-- start of Data records --
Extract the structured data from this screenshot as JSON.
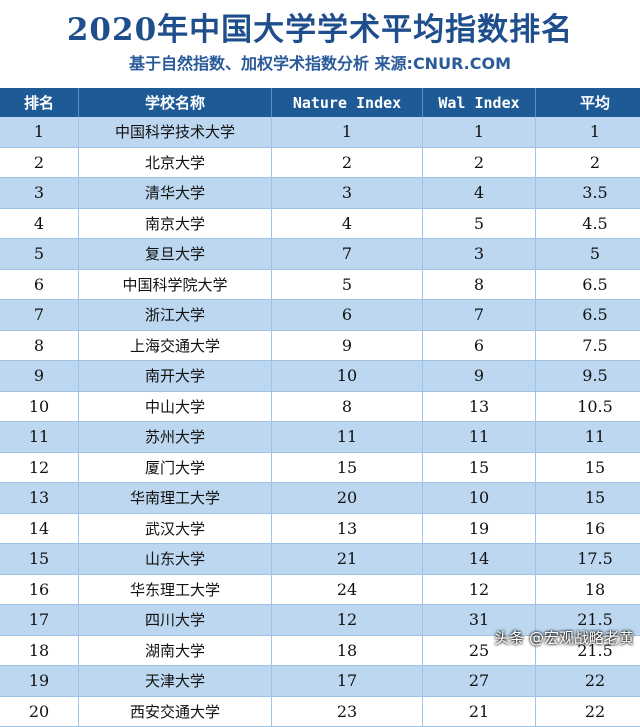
{
  "title": "2020年中国大学学术平均指数排名",
  "subtitle": "基于自然指数、加权学术指数分析  来源:CNUR.COM",
  "headers": [
    "排名",
    "学校名称",
    "Nature Index",
    "Wal Index",
    "平均"
  ],
  "rows": [
    [
      "1",
      "中国科学技术大学",
      "1",
      "1",
      "1"
    ],
    [
      "2",
      "北京大学",
      "2",
      "2",
      "2"
    ],
    [
      "3",
      "清华大学",
      "3",
      "4",
      "3.5"
    ],
    [
      "4",
      "南京大学",
      "4",
      "5",
      "4.5"
    ],
    [
      "5",
      "复旦大学",
      "7",
      "3",
      "5"
    ],
    [
      "6",
      "中国科学院大学",
      "5",
      "8",
      "6.5"
    ],
    [
      "7",
      "浙江大学",
      "6",
      "7",
      "6.5"
    ],
    [
      "8",
      "上海交通大学",
      "9",
      "6",
      "7.5"
    ],
    [
      "9",
      "南开大学",
      "10",
      "9",
      "9.5"
    ],
    [
      "10",
      "中山大学",
      "8",
      "13",
      "10.5"
    ],
    [
      "11",
      "苏州大学",
      "11",
      "11",
      "11"
    ],
    [
      "12",
      "厦门大学",
      "15",
      "15",
      "15"
    ],
    [
      "13",
      "华南理工大学",
      "20",
      "10",
      "15"
    ],
    [
      "14",
      "武汉大学",
      "13",
      "19",
      "16"
    ],
    [
      "15",
      "山东大学",
      "21",
      "14",
      "17.5"
    ],
    [
      "16",
      "华东理工大学",
      "24",
      "12",
      "18"
    ],
    [
      "17",
      "四川大学",
      "12",
      "31",
      "21.5"
    ],
    [
      "18",
      "湖南大学",
      "18",
      "25",
      "21.5"
    ],
    [
      "19",
      "天津大学",
      "17",
      "27",
      "22"
    ],
    [
      "20",
      "西安交通大学",
      "23",
      "21",
      "22"
    ]
  ],
  "watermark": "头条 @宏观战略老黄"
}
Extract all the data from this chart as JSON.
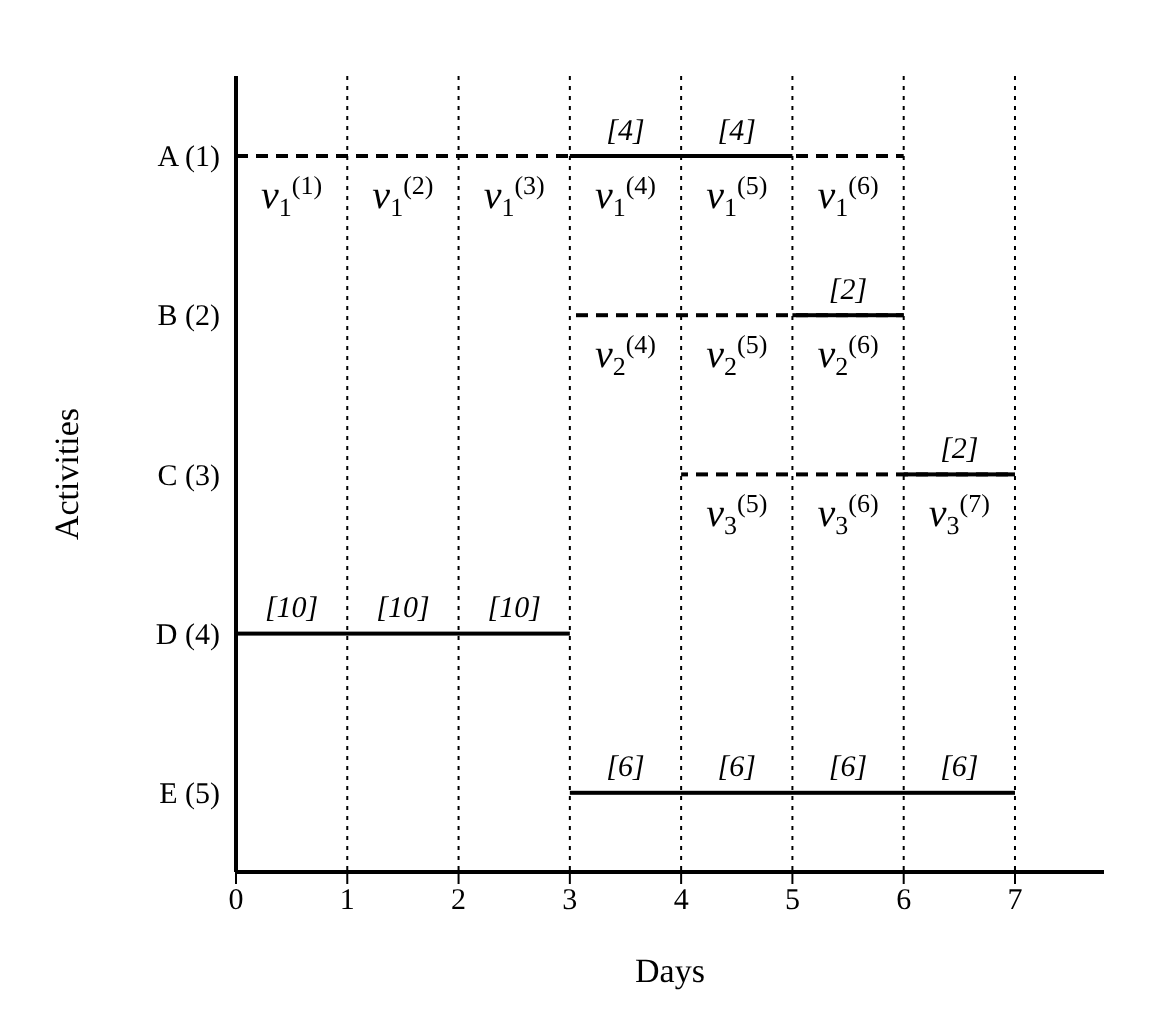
{
  "chart_data": {
    "type": "bar",
    "orientation": "horizontal",
    "xlabel": "Days",
    "ylabel": "Activities",
    "categories": [
      "A (1)",
      "B (2)",
      "C (3)",
      "D (4)",
      "E (5)"
    ],
    "series": [
      {
        "color": "#000000",
        "line_style": "dashed",
        "base": [
          0,
          3,
          4,
          null,
          null
        ],
        "values": [
          6,
          3,
          3,
          null,
          null
        ]
      },
      {
        "color": "#000000",
        "line_style": "solid",
        "base": [
          3,
          5,
          6,
          0,
          3
        ],
        "values": [
          2,
          1,
          1,
          3,
          4
        ]
      }
    ],
    "xlim": [
      0,
      7.8
    ],
    "xticks": [
      0,
      1,
      2,
      3,
      4,
      5,
      6,
      7
    ],
    "grid": "x",
    "annotations": [
      {
        "text": "[4]",
        "x": 3.5,
        "y": "A (1)"
      },
      {
        "text": "[4]",
        "x": 4.5,
        "y": "A (1)"
      },
      {
        "text": "[2]",
        "x": 5.5,
        "y": "B (2)"
      },
      {
        "text": "[2]",
        "x": 6.5,
        "y": "C (3)"
      },
      {
        "text": "[10]",
        "x": 0.5,
        "y": "D (4)"
      },
      {
        "text": "[10]",
        "x": 1.5,
        "y": "D (4)"
      },
      {
        "text": "[10]",
        "x": 2.5,
        "y": "D (4)"
      },
      {
        "text": "[6]",
        "x": 3.5,
        "y": "E (5)"
      },
      {
        "text": "[6]",
        "x": 4.5,
        "y": "E (5)"
      },
      {
        "text": "[6]",
        "x": 5.5,
        "y": "E (5)"
      },
      {
        "text": "[6]",
        "x": 6.5,
        "y": "E (5)"
      },
      {
        "text": "v$_{1}$$^{(1)}$",
        "x": 0.5,
        "y": "A (1)"
      },
      {
        "text": "v$_{1}$$^{(2)}$",
        "x": 1.5,
        "y": "A (1)"
      },
      {
        "text": "v$_{1}$$^{(3)}$",
        "x": 2.5,
        "y": "A (1)"
      },
      {
        "text": "v$_{1}$$^{(4)}$",
        "x": 3.5,
        "y": "A (1)"
      },
      {
        "text": "v$_{1}$$^{(5)}$",
        "x": 4.5,
        "y": "A (1)"
      },
      {
        "text": "v$_{1}$$^{(6)}$",
        "x": 5.5,
        "y": "A (1)"
      },
      {
        "text": "v$_{2}$$^{(4)}$",
        "x": 3.5,
        "y": "B (2)"
      },
      {
        "text": "v$_{2}$$^{(5)}$",
        "x": 4.5,
        "y": "B (2)"
      },
      {
        "text": "v$_{2}$$^{(6)}$",
        "x": 5.5,
        "y": "B (2)"
      },
      {
        "text": "v$_{3}$$^{(5)}$",
        "x": 4.5,
        "y": "C (3)"
      },
      {
        "text": "v$_{3}$$^{(6)}$",
        "x": 5.5,
        "y": "C (3)"
      },
      {
        "text": "v$_{3}$$^{(7)}$",
        "x": 6.5,
        "y": "C (3)"
      }
    ]
  }
}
-- end of Data records --
> **Goal of the exercise**
Set down all the data again exactly as above, pictures excluded.

> **Answer for the task**
Extract the structured data from this screenshot as JSON.
{
  "title": "2020年中国大学学术平均指数排名",
  "subtitle": "基于自然指数、加权学术指数分析  来源:CNUR.COM",
  "headers": [
    "排名",
    "学校名称",
    "Nature Index",
    "Wal Index",
    "平均"
  ],
  "rows": [
    [
      "1",
      "中国科学技术大学",
      "1",
      "1",
      "1"
    ],
    [
      "2",
      "北京大学",
      "2",
      "2",
      "2"
    ],
    [
      "3",
      "清华大学",
      "3",
      "4",
      "3.5"
    ],
    [
      "4",
      "南京大学",
      "4",
      "5",
      "4.5"
    ],
    [
      "5",
      "复旦大学",
      "7",
      "3",
      "5"
    ],
    [
      "6",
      "中国科学院大学",
      "5",
      "8",
      "6.5"
    ],
    [
      "7",
      "浙江大学",
      "6",
      "7",
      "6.5"
    ],
    [
      "8",
      "上海交通大学",
      "9",
      "6",
      "7.5"
    ],
    [
      "9",
      "南开大学",
      "10",
      "9",
      "9.5"
    ],
    [
      "10",
      "中山大学",
      "8",
      "13",
      "10.5"
    ],
    [
      "11",
      "苏州大学",
      "11",
      "11",
      "11"
    ],
    [
      "12",
      "厦门大学",
      "15",
      "15",
      "15"
    ],
    [
      "13",
      "华南理工大学",
      "20",
      "10",
      "15"
    ],
    [
      "14",
      "武汉大学",
      "13",
      "19",
      "16"
    ],
    [
      "15",
      "山东大学",
      "21",
      "14",
      "17.5"
    ],
    [
      "16",
      "华东理工大学",
      "24",
      "12",
      "18"
    ],
    [
      "17",
      "四川大学",
      "12",
      "31",
      "21.5"
    ],
    [
      "18",
      "湖南大学",
      "18",
      "25",
      "21.5"
    ],
    [
      "19",
      "天津大学",
      "17",
      "27",
      "22"
    ],
    [
      "20",
      "西安交通大学",
      "23",
      "21",
      "22"
    ]
  ],
  "watermark": "头条 @宏观战略老黄"
}
Extract all the data from this chart as JSON.
{
  "chart_data": {
    "type": "bar",
    "orientation": "horizontal",
    "xlabel": "Days",
    "ylabel": "Activities",
    "categories": [
      "A (1)",
      "B (2)",
      "C (3)",
      "D (4)",
      "E (5)"
    ],
    "series": [
      {
        "color": "#000000",
        "line_style": "dashed",
        "base": [
          0,
          3,
          4,
          null,
          null
        ],
        "values": [
          6,
          3,
          3,
          null,
          null
        ]
      },
      {
        "color": "#000000",
        "line_style": "solid",
        "base": [
          3,
          5,
          6,
          0,
          3
        ],
        "values": [
          2,
          1,
          1,
          3,
          4
        ]
      }
    ],
    "xlim": [
      0,
      7.8
    ],
    "xticks": [
      0,
      1,
      2,
      3,
      4,
      5,
      6,
      7
    ],
    "grid": "x",
    "annotations": [
      {
        "text": "[4]",
        "x": 3.5,
        "y": "A (1)"
      },
      {
        "text": "[4]",
        "x": 4.5,
        "y": "A (1)"
      },
      {
        "text": "[2]",
        "x": 5.5,
        "y": "B (2)"
      },
      {
        "text": "[2]",
        "x": 6.5,
        "y": "C (3)"
      },
      {
        "text": "[10]",
        "x": 0.5,
        "y": "D (4)"
      },
      {
        "text": "[10]",
        "x": 1.5,
        "y": "D (4)"
      },
      {
        "text": "[10]",
        "x": 2.5,
        "y": "D (4)"
      },
      {
        "text": "[6]",
        "x": 3.5,
        "y": "E (5)"
      },
      {
        "text": "[6]",
        "x": 4.5,
        "y": "E (5)"
      },
      {
        "text": "[6]",
        "x": 5.5,
        "y": "E (5)"
      },
      {
        "text": "[6]",
        "x": 6.5,
        "y": "E (5)"
      },
      {
        "text": "v$_{1}$$^{(1)}$",
        "x": 0.5,
        "y": "A (1)"
      },
      {
        "text": "v$_{1}$$^{(2)}$",
        "x": 1.5,
        "y": "A (1)"
      },
      {
        "text": "v$_{1}$$^{(3)}$",
        "x": 2.5,
        "y": "A (1)"
      },
      {
        "text": "v$_{1}$$^{(4)}$",
        "x": 3.5,
        "y": "A (1)"
      },
      {
        "text": "v$_{1}$$^{(5)}$",
        "x": 4.5,
        "y": "A (1)"
      },
      {
        "text": "v$_{1}$$^{(6)}$",
        "x": 5.5,
        "y": "A (1)"
      },
      {
        "text": "v$_{2}$$^{(4)}$",
        "x": 3.5,
        "y": "B (2)"
      },
      {
        "text": "v$_{2}$$^{(5)}$",
        "x": 4.5,
        "y": "B (2)"
      },
      {
        "text": "v$_{2}$$^{(6)}$",
        "x": 5.5,
        "y": "B (2)"
      },
      {
        "text": "v$_{3}$$^{(5)}$",
        "x": 4.5,
        "y": "C (3)"
      },
      {
        "text": "v$_{3}$$^{(6)}$",
        "x": 5.5,
        "y": "C (3)"
      },
      {
        "text": "v$_{3}$$^{(7)}$",
        "x": 6.5,
        "y": "C (3)"
      }
    ]
  }
}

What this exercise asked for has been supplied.